[start Records for processing]

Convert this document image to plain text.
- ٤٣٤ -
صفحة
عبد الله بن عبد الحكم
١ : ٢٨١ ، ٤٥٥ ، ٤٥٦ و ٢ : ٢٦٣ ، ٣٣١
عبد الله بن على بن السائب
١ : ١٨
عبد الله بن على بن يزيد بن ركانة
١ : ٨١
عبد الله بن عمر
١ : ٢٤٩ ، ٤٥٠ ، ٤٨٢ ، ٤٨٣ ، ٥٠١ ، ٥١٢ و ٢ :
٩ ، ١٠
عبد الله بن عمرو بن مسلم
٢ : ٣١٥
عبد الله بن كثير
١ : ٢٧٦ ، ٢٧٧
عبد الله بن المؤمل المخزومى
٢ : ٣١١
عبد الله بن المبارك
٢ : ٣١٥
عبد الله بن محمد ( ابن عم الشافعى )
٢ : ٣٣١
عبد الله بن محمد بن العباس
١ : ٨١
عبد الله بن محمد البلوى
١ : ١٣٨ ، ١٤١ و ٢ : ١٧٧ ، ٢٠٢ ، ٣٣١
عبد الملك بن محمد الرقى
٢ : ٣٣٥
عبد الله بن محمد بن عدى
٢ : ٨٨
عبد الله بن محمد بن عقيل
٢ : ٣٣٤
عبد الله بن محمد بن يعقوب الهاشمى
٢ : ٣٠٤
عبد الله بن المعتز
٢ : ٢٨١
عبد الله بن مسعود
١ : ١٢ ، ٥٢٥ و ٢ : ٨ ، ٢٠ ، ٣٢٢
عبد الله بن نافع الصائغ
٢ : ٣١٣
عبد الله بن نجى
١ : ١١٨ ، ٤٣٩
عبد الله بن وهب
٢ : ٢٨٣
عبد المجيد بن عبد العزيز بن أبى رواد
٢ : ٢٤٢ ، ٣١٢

[end Records for processing]

Aim: Every record should be given again exactly.

Answer:
Convert this document image to plain text.
- ٤٣٤ -
صفحة
عبد الله بن عبد الحكم
١ : ٢٨١ ، ٤٥٥ ، ٤٥٦ و ٢ : ٢٦٣ ، ٣٣١
عبد الله بن على بن السائب
١ : ١٨
عبد الله بن على بن يزيد بن ركانة
١ : ٨١
عبد الله بن عمر
١ : ٢٤٩ ، ٤٥٠ ، ٤٨٢ ، ٤٨٣ ، ٥٠١ ، ٥١٢ و ٢ :
٩ ، ١٠
عبد الله بن عمرو بن مسلم
٢ : ٣١٥
عبد الله بن كثير
١ : ٢٧٦ ، ٢٧٧
عبد الله بن المؤمل المخزومى
٢ : ٣١١
عبد الله بن المبارك
٢ : ٣١٥
عبد الله بن محمد ( ابن عم الشافعى )
٢ : ٣٣١
عبد الله بن محمد بن العباس
١ : ٨١
عبد الله بن محمد البلوى
١ : ١٣٨ ، ١٤١ و ٢ : ١٧٧ ، ٢٠٢ ، ٣٣١
عبد الملك بن محمد الرقى
٢ : ٣٣٥
عبد الله بن محمد بن عدى
٢ : ٨٨
عبد الله بن محمد بن عقيل
٢ : ٣٣٤
عبد الله بن محمد بن يعقوب الهاشمى
٢ : ٣٠٤
عبد الله بن المعتز
٢ : ٢٨١
عبد الله بن مسعود
١ : ١٢ ، ٥٢٥ و ٢ : ٨ ، ٢٠ ، ٣٢٢
عبد الله بن نافع الصائغ
٢ : ٣١٣
عبد الله بن نجى
١ : ١١٨ ، ٤٣٩
عبد الله بن وهب
٢ : ٢٨٣
عبد المجيد بن عبد العزيز بن أبى رواد
٢ : ٢٤٢ ، ٣١٢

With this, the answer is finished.